Going through the material below, please gather all lines with the word "this" in them.

START

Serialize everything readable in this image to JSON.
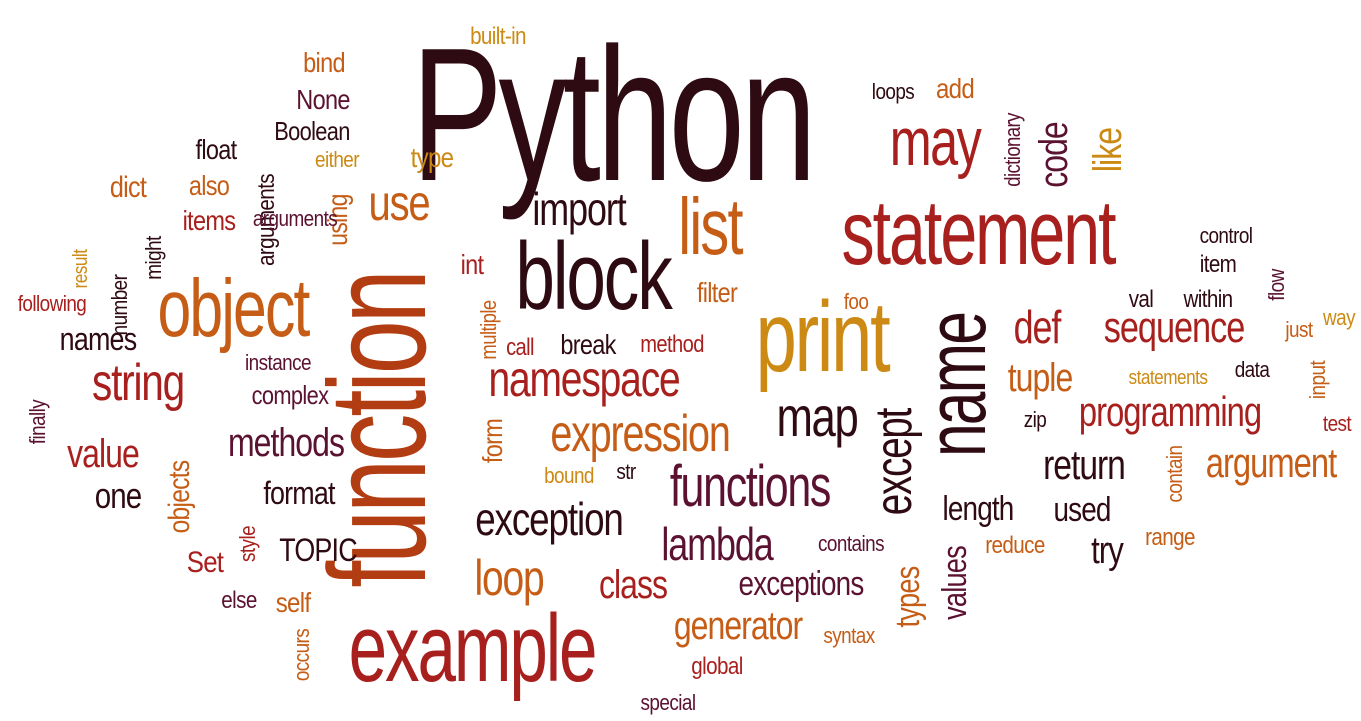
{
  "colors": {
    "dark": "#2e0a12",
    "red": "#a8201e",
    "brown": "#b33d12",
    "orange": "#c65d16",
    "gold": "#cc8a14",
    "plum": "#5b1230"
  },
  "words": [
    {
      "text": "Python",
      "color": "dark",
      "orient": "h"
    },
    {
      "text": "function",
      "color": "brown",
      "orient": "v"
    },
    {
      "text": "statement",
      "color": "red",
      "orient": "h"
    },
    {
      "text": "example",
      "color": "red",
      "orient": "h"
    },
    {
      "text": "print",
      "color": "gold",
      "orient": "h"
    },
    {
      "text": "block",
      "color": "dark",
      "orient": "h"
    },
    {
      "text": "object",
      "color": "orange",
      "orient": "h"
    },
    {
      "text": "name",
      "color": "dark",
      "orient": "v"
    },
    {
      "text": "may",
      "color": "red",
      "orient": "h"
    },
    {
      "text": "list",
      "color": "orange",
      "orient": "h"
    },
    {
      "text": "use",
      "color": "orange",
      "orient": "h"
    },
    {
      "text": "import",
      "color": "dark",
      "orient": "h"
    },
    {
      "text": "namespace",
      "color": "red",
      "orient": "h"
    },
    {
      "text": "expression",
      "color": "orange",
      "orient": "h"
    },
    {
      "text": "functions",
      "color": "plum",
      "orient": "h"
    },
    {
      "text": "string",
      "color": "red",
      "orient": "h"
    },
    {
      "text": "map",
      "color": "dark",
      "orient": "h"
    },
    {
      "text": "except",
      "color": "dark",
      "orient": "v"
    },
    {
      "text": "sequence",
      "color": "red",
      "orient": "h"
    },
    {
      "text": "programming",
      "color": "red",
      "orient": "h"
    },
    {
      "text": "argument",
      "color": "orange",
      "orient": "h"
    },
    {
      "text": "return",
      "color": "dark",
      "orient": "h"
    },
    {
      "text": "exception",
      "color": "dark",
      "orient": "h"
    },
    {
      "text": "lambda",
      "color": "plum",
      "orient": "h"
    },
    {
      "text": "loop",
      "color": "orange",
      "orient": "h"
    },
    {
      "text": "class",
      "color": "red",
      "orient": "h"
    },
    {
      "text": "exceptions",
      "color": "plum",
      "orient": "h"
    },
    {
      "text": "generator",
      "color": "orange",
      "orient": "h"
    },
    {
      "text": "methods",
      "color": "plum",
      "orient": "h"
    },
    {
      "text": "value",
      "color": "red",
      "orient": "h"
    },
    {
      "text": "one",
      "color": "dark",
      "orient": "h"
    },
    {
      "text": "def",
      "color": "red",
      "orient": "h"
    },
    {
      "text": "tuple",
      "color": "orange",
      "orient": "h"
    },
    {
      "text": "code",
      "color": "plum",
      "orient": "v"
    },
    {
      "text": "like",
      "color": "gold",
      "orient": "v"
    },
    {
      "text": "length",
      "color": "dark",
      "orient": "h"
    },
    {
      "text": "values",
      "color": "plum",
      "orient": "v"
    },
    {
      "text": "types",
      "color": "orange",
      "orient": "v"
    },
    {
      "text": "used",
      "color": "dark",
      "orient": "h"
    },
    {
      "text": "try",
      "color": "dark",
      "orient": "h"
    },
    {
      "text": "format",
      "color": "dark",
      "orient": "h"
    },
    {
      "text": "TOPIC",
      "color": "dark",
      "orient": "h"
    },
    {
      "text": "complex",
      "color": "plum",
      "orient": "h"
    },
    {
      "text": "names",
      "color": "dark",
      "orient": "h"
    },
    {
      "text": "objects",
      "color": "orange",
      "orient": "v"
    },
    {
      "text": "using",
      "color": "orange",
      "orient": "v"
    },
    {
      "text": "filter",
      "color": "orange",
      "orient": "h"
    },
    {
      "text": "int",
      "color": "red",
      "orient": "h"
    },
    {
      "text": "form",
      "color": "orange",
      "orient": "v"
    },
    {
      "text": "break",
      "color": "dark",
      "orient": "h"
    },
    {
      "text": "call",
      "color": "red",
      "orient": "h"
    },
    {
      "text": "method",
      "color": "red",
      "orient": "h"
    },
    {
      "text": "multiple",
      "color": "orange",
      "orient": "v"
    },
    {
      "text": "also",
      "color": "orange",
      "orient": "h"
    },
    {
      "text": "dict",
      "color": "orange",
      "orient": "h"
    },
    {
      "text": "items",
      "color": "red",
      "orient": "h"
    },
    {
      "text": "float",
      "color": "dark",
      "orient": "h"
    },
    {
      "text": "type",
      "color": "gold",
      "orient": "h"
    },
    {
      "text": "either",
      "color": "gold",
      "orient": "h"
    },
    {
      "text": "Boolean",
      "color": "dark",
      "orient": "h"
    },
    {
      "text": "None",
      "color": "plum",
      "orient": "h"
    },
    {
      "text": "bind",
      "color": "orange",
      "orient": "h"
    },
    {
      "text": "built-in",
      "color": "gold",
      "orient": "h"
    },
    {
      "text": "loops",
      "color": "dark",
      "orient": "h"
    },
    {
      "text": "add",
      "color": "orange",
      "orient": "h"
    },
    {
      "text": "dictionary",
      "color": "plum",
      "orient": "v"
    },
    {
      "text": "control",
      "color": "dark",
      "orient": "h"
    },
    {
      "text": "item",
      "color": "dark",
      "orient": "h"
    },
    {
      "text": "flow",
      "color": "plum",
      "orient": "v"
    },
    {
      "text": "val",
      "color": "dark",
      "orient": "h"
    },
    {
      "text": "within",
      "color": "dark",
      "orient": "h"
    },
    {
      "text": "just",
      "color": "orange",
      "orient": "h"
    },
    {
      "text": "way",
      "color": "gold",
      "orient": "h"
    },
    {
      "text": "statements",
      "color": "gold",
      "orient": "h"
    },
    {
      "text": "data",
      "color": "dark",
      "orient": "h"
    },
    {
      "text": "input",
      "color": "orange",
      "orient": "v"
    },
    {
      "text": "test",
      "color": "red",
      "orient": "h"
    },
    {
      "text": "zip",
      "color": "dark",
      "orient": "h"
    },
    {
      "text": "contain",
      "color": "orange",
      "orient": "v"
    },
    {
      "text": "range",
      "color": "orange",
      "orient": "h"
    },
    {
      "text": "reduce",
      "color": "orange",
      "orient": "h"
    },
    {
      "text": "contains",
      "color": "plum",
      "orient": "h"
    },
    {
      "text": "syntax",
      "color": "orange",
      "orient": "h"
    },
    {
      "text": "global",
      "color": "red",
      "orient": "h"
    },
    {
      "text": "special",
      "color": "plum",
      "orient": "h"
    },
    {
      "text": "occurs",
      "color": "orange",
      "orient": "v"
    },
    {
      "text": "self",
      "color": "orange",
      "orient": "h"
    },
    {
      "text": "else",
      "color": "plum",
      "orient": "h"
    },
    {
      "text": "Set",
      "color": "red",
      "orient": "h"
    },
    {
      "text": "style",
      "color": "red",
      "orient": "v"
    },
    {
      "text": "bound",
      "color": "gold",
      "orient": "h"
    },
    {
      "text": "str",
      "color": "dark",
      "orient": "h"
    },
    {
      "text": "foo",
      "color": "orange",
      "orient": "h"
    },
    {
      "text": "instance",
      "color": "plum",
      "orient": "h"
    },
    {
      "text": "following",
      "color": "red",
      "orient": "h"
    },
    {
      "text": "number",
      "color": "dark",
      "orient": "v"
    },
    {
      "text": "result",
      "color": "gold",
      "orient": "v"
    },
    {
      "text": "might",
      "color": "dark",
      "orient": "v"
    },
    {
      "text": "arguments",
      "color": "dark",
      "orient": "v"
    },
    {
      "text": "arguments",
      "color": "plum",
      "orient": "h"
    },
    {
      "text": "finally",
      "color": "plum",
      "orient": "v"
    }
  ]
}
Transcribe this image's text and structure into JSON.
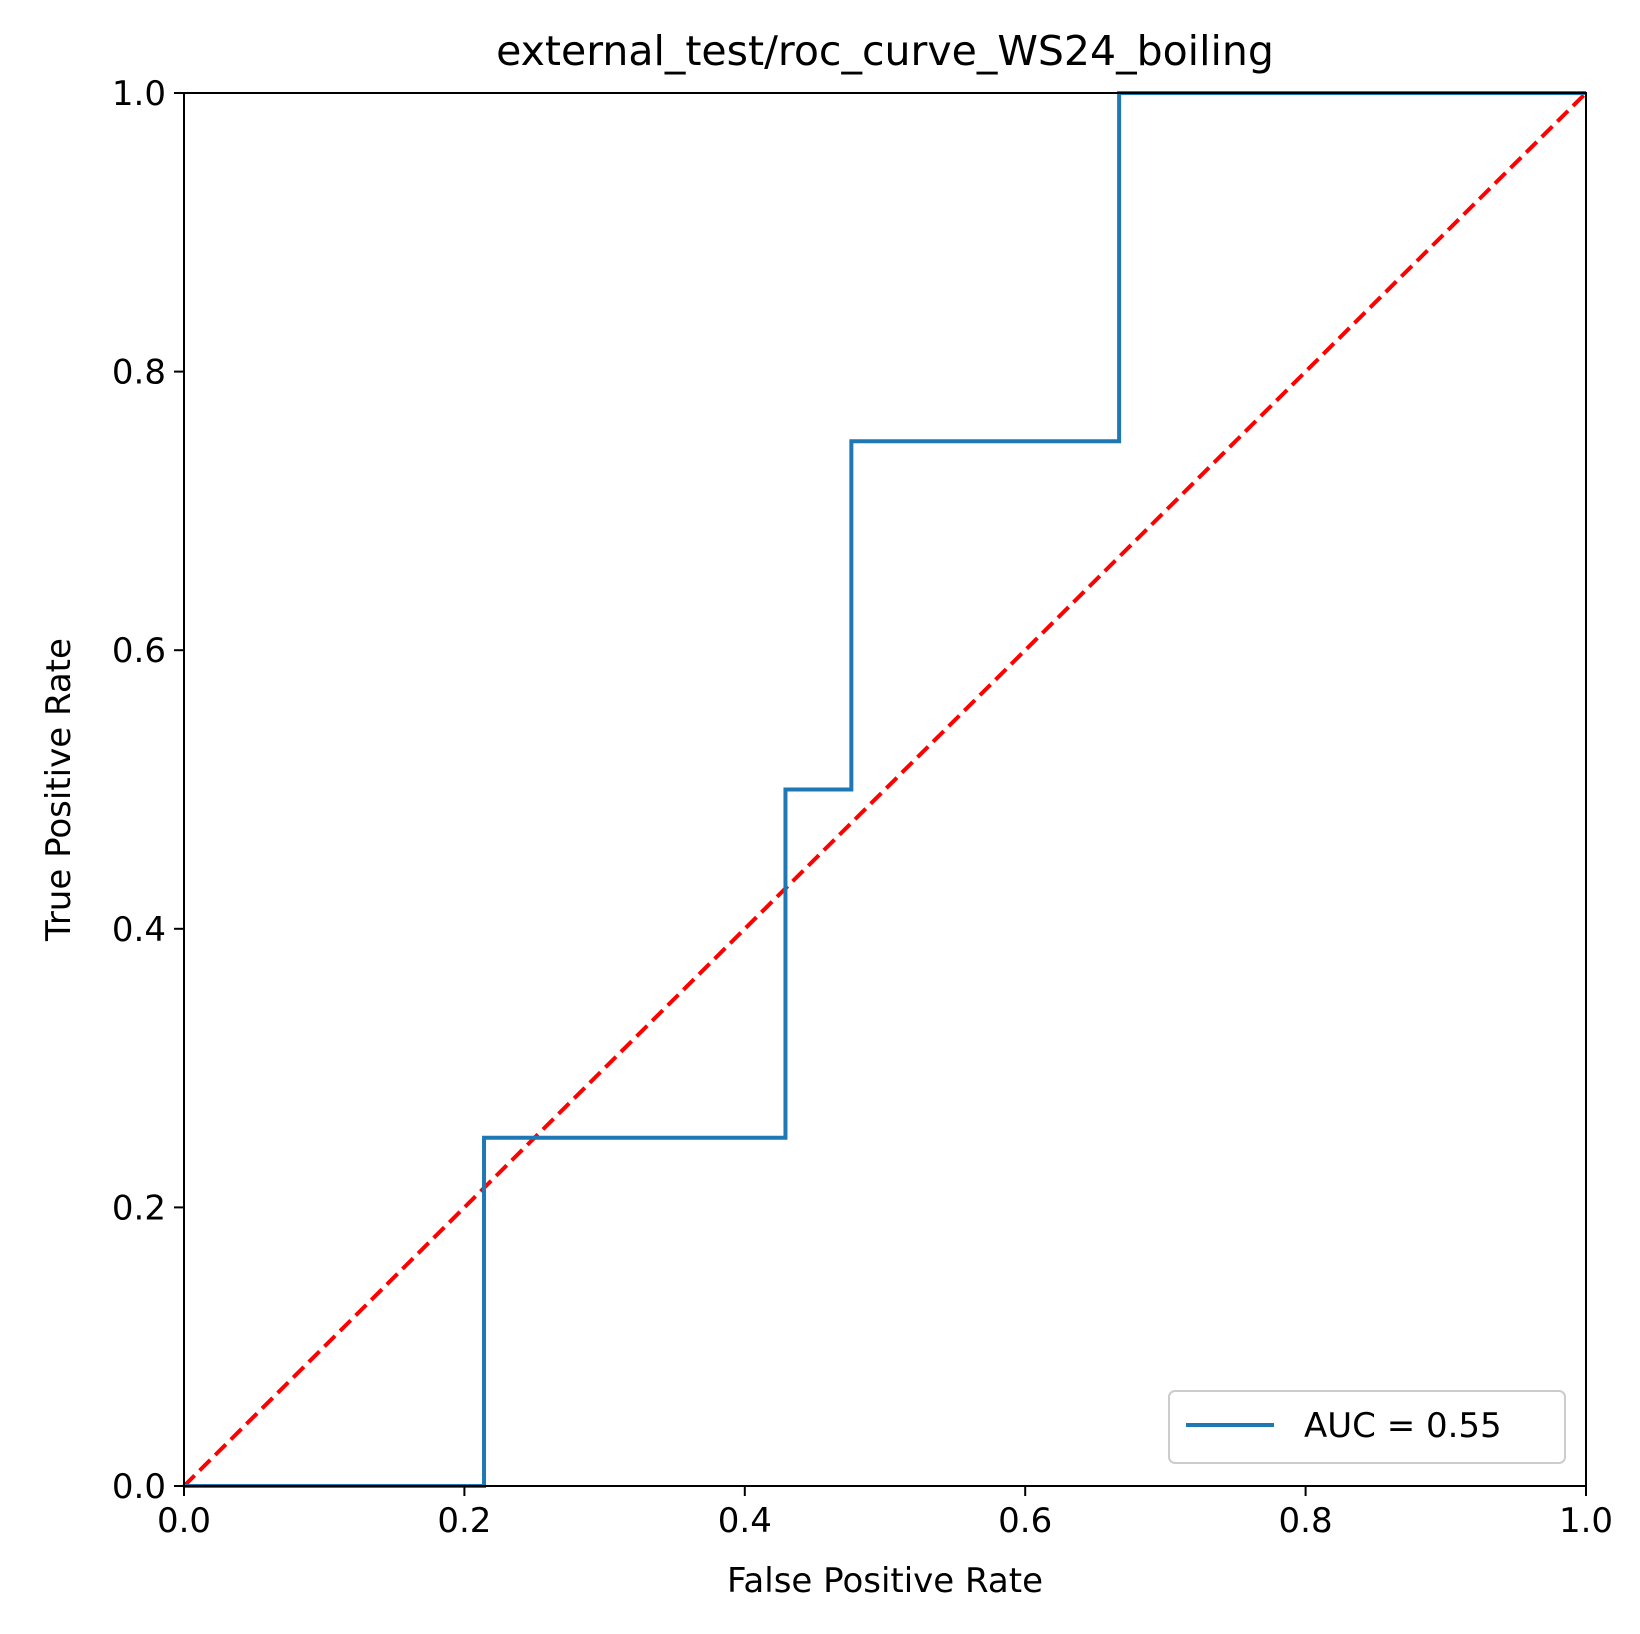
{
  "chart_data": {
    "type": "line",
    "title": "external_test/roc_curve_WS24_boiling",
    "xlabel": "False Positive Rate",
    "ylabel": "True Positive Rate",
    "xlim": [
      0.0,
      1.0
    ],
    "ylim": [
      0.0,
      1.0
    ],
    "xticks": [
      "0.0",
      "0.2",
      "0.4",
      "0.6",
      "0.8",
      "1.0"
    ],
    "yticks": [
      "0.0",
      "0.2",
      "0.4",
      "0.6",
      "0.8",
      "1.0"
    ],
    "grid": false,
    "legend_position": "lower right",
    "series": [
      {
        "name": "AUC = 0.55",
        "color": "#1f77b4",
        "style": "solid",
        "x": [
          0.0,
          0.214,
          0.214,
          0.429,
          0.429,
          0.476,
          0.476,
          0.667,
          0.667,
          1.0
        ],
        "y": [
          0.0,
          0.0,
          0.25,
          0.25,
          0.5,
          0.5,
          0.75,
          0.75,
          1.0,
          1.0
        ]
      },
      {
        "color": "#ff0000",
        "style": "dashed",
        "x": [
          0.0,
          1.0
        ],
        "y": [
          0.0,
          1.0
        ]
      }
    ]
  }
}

END

Solved problem –
Serialize everything readable in this image to JSON.
Transcribe this image's text and structure into JSON.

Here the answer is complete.